---------- Supplied entries ----------

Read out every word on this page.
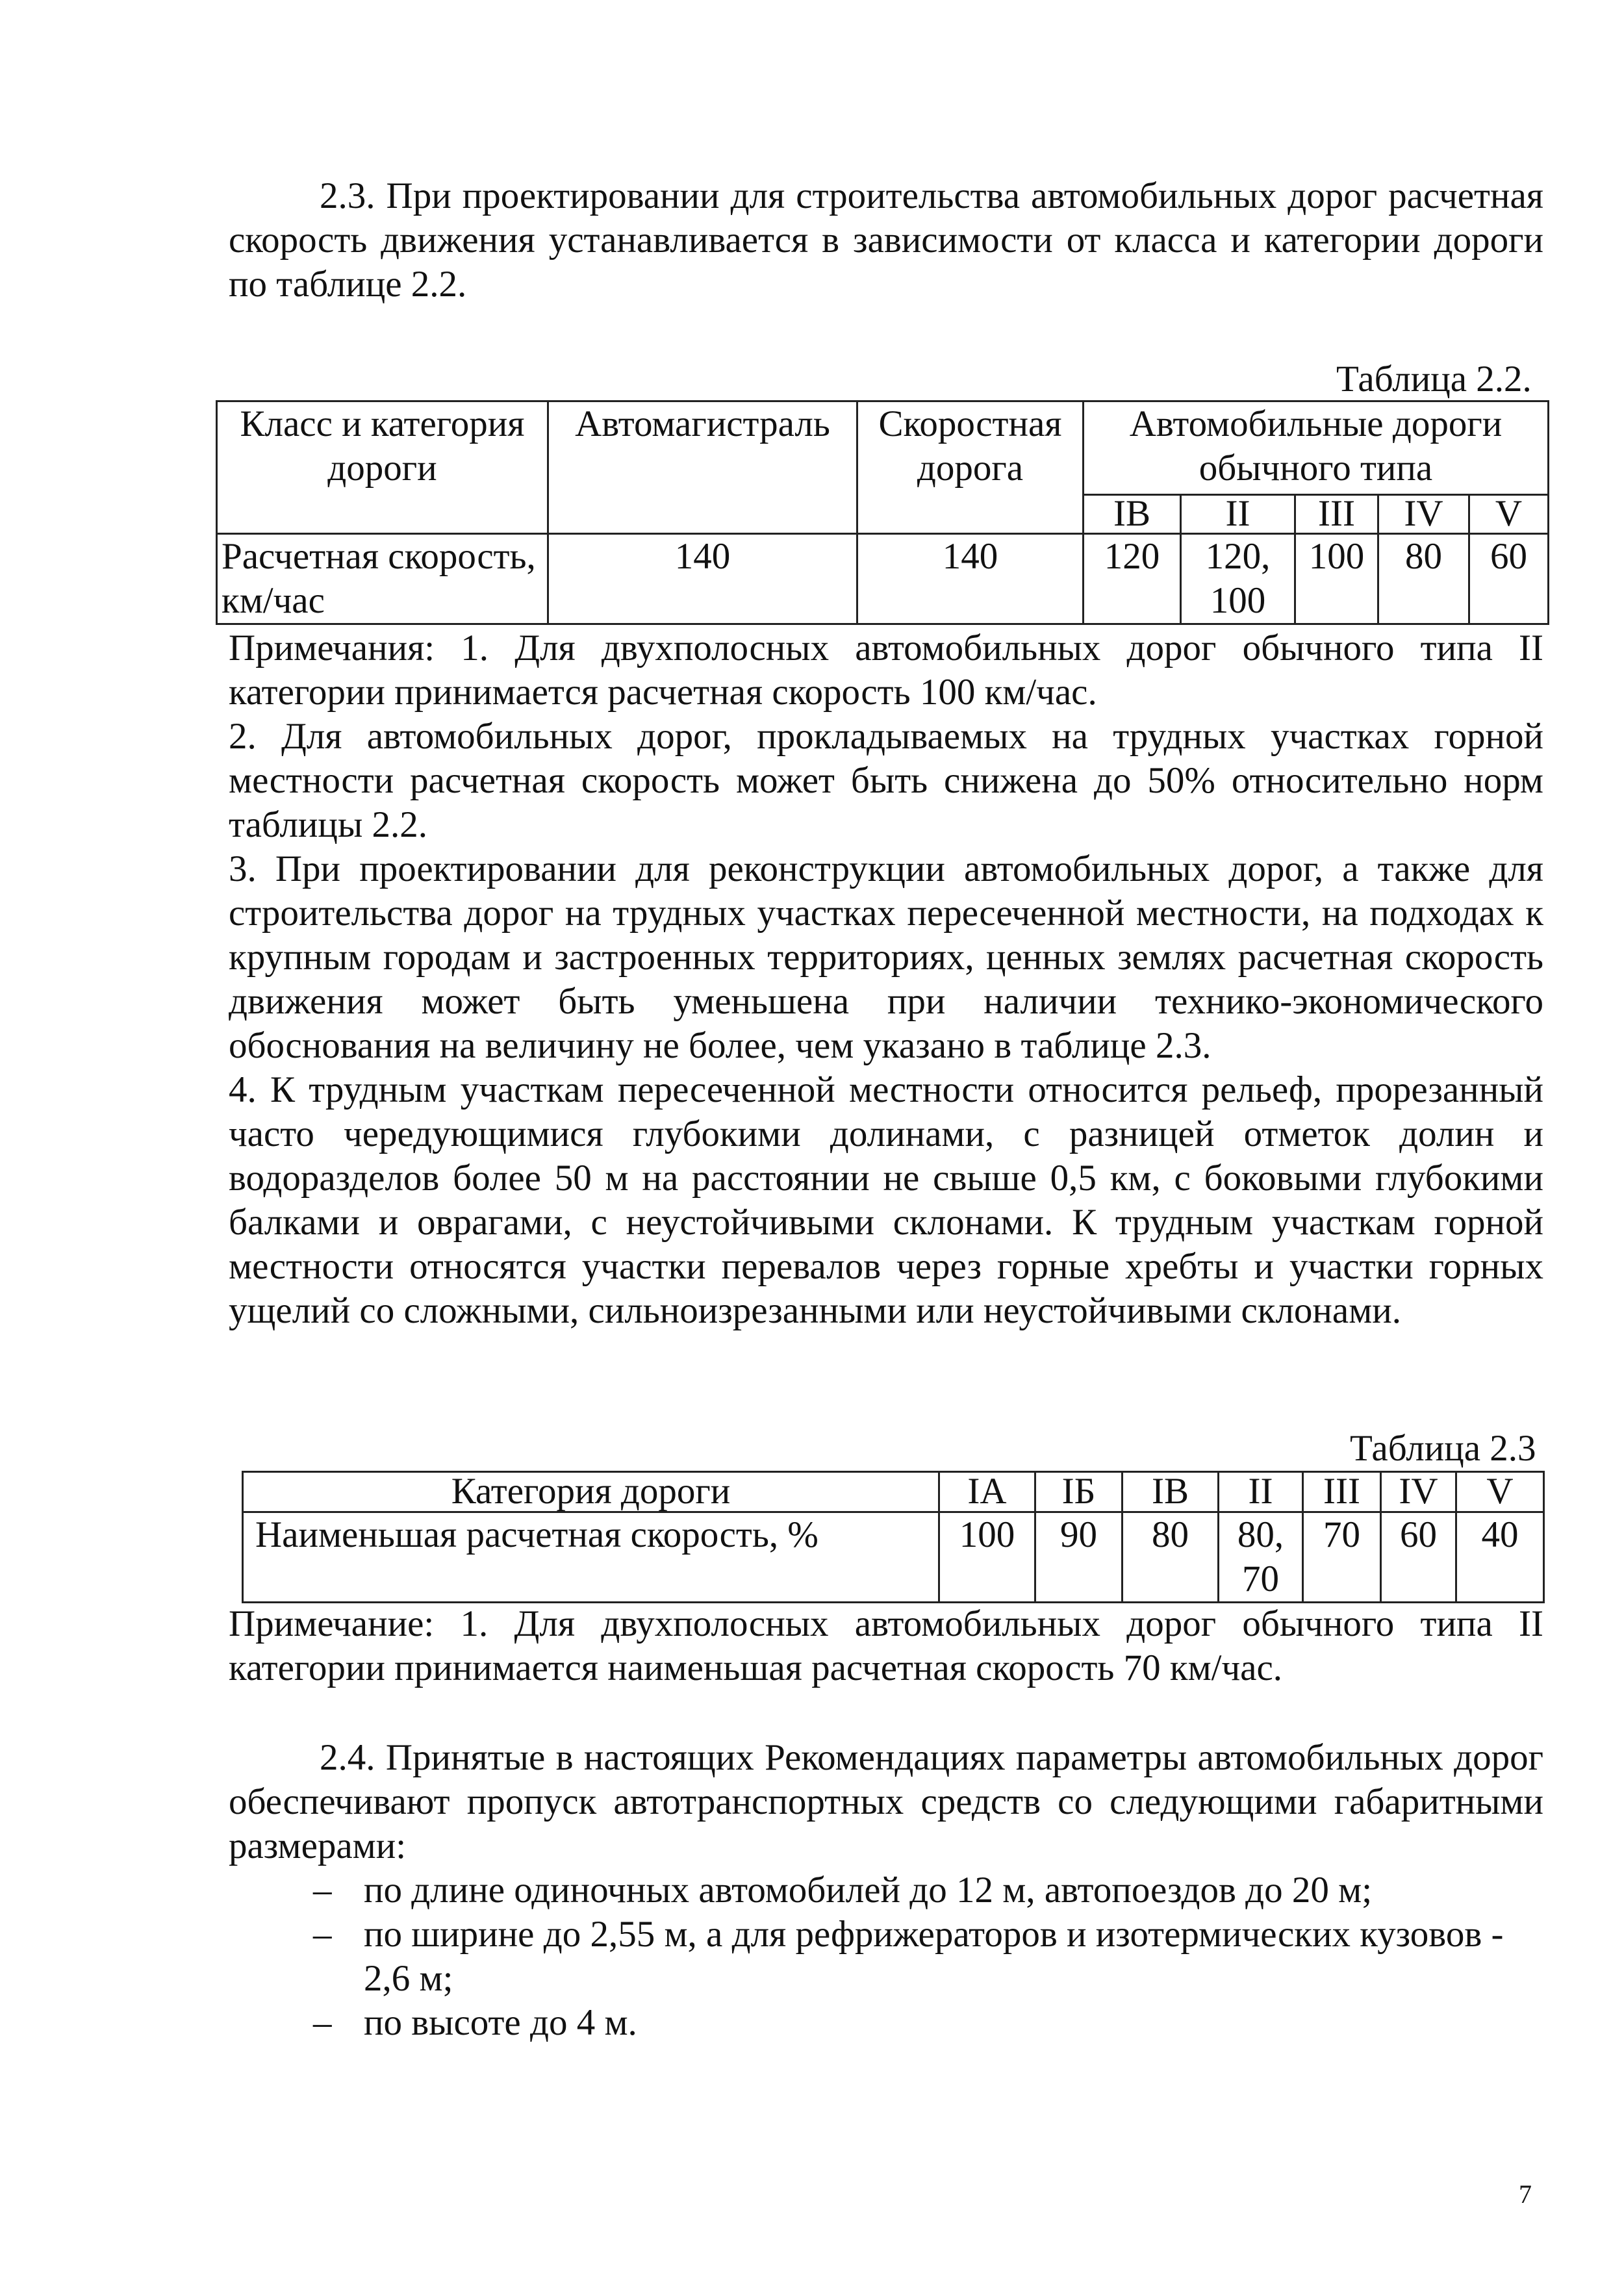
2.3. При проектировании для строительства автомобильных дорог расчетная скорость движения устанавливается в зависимости от класса и категории дороги по таблице 2.2.

Таблица 2.2.
Класс и категория дороги	Автомагистраль	Скоростная дорога	Автомобильные дороги обычного типа				
			IВ	II	III	IV	V
Расчетная скорость, км/час	140	140	120	120, 100	100	80	60

Примечания: 1. Для двухполосных автомобильных дорог обычного типа II категории принимается расчетная скорость 100 км/час.

2. Для автомобильных дорог, прокладываемых на трудных участках горной местности расчетная скорость может быть снижена до 50% относительно норм таблицы 2.2.

3. При проектировании для реконструкции автомобильных дорог, а также для строительства дорог на трудных участках пересеченной местности, на подходах к крупным городам и застроенных территориях, ценных землях расчетная скорость движения может быть уменьшена при наличии технико-экономического обоснования на величину не более, чем указано в таблице 2.3.

4. К трудным участкам пересеченной местности относится рельеф, прорезанный часто чередующимися глубокими долинами, с разницей отметок долин и водоразделов более 50 м на расстоянии не свыше 0,5 км, с боковыми глубокими балками и оврагами, с неустойчивыми склонами. К трудным участкам горной местности относятся участки перевалов через горные хребты и участки горных ущелий со сложными, сильноизрезанными или неустойчивыми склонами.

Таблица 2.3
Категория дороги	IА	IБ	IВ	II	III	IV	V
Наименьшая расчетная скорость, %	100	90	80	80, 70	70	60	40

Примечание: 1. Для двухполосных автомобильных дорог обычного типа II категории принимается наименьшая расчетная скорость 70 км/час.

2.4. Принятые в настоящих Рекомендациях параметры автомобильных дорог обеспечивают пропуск автотранспортных средств со следующими габаритными размерами:

– по длине одиночных автомобилей до 12 м, автопоездов до 20 м;
– по ширине до 2,55 м, а для рефрижераторов и изотермических кузовов - 2,6 м;
– по высоте до 4 м.
7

----------

▶ **Task instructions**
Scan the material above. Return every line containing the string "горной".

▶ **Response for this exercise**
2. Для автомобильных дорог, прокладываемых на трудных участках горной местности расчетная скорость может быть снижена до 50% относительно норм таблицы 2.2.
4. К трудным участкам пересеченной местности относится рельеф, прорезанный часто чередующимися глубокими долинами, с разницей отметок долин и водоразделов более 50 м на расстоянии не свыше 0,5 км, с боковыми глубокими балками и оврагами, с неустойчивыми склонами. К трудным участкам горной местности относятся участки перевалов через горные хребты и участки горных ущелий со сложными, сильноизрезанными или неустойчивыми склонами.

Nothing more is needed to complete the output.